SET EXERCISE — Check every line of the data below for the string "Private", and copy the ones that hold it.

── AVAILABLE DATA ──

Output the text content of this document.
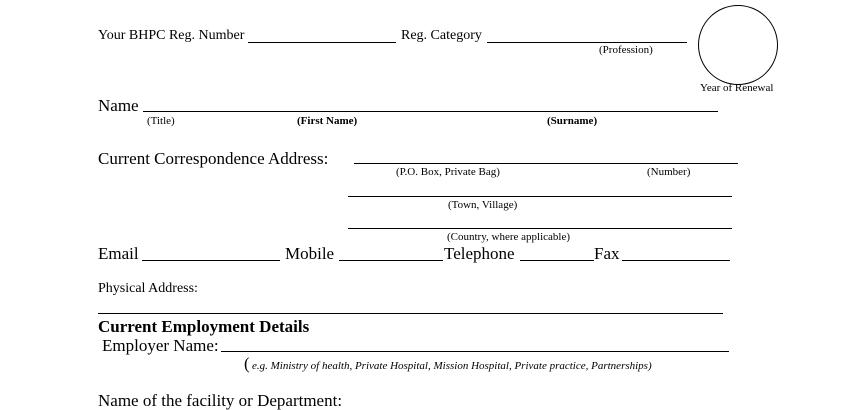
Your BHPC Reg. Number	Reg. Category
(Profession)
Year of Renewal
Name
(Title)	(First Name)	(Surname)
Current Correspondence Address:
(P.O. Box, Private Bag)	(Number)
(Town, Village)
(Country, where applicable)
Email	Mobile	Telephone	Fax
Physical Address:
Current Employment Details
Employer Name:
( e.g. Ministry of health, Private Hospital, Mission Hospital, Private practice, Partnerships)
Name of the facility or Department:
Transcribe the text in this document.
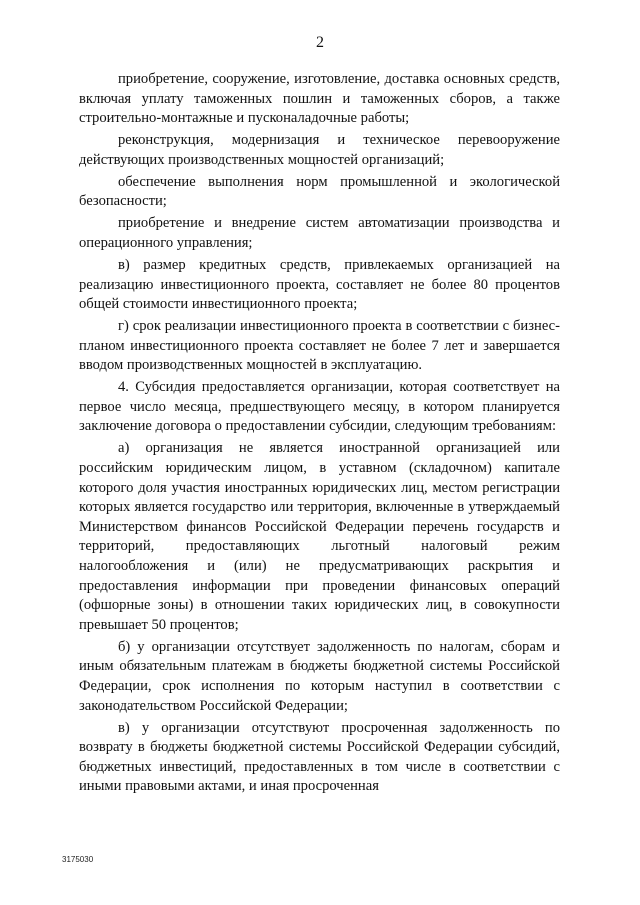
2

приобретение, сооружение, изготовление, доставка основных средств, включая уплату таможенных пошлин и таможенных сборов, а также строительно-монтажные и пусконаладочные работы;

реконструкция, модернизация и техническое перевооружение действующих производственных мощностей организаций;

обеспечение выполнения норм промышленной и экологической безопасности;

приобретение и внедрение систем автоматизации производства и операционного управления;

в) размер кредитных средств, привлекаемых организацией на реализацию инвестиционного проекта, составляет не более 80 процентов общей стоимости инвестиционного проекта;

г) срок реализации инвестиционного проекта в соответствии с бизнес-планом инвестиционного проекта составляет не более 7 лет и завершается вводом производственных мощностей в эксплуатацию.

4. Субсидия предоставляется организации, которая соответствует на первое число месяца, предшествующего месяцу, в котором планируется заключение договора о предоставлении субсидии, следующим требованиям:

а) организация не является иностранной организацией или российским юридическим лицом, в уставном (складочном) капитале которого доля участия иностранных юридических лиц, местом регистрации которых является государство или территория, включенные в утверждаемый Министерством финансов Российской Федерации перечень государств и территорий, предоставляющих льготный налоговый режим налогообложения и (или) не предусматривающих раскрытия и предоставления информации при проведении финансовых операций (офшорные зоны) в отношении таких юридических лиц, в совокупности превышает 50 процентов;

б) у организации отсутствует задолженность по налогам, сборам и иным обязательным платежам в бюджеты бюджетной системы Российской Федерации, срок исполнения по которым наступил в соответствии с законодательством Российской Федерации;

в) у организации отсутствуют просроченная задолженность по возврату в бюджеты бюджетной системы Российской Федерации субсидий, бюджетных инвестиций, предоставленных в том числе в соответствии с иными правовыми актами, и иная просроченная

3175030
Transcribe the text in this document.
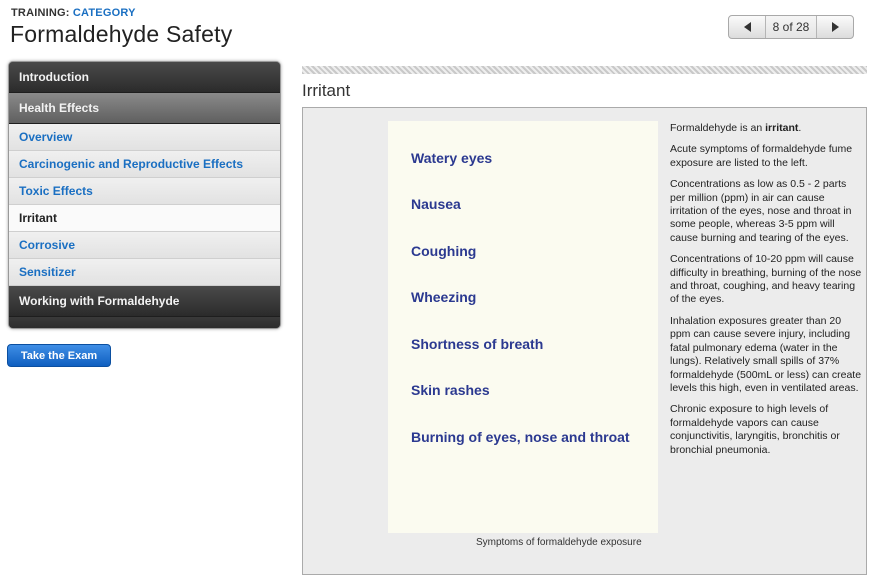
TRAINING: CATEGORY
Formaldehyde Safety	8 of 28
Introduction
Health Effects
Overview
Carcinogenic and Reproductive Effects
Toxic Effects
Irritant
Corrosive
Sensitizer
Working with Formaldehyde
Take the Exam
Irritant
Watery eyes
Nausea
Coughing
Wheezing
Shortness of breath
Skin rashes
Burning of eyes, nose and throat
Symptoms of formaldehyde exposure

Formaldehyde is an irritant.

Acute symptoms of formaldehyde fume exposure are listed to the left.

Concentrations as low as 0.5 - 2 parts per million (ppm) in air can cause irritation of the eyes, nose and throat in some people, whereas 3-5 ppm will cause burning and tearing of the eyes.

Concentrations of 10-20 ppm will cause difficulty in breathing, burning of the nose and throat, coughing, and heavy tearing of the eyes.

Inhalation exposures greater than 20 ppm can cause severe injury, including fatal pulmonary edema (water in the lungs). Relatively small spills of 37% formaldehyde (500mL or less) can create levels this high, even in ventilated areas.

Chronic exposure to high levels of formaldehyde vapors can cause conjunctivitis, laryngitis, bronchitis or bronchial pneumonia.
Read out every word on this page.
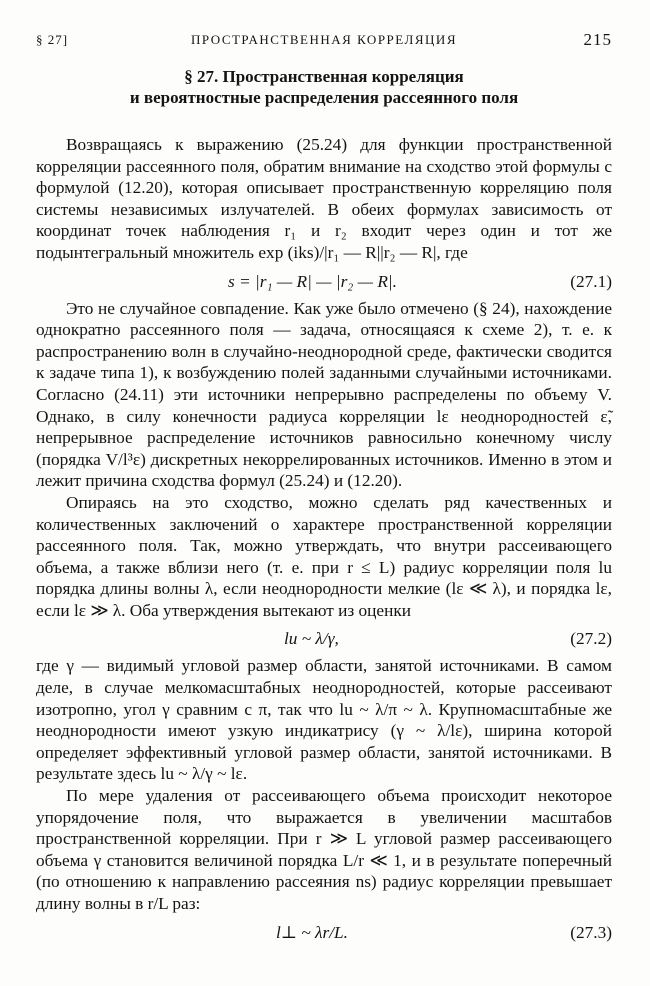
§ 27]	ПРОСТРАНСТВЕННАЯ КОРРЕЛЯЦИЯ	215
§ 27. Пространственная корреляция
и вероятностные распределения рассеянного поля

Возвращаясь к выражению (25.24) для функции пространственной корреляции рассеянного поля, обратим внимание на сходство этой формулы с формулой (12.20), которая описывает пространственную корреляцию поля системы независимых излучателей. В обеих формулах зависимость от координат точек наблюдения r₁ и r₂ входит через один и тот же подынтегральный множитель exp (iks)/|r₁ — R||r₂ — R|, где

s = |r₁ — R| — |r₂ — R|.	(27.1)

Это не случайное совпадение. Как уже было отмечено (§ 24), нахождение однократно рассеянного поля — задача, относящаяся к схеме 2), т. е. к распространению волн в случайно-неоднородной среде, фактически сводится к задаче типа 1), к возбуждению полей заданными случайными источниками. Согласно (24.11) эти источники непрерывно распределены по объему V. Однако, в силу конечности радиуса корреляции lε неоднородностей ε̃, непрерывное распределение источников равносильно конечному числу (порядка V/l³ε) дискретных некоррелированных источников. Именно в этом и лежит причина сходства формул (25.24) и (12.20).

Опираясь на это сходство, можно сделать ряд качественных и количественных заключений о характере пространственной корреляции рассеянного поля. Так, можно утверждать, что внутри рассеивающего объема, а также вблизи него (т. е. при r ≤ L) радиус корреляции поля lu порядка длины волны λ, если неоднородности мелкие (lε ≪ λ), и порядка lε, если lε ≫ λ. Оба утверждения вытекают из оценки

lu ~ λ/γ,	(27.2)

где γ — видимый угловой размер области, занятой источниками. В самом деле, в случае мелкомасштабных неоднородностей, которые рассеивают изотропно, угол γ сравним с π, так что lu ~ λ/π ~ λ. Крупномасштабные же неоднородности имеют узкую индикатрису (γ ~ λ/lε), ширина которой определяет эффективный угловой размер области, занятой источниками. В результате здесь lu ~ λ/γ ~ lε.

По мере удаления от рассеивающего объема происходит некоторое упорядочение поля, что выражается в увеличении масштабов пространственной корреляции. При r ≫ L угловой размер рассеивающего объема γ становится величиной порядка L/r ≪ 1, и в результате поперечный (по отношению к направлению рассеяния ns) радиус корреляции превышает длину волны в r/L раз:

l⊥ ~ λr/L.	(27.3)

───

TASK OUTPUT —
(P.O. Box, Private Bag)	(Number)
( e.g. Ministry of health, Private Hospital, Mission Hospital, Private practice, Partnerships)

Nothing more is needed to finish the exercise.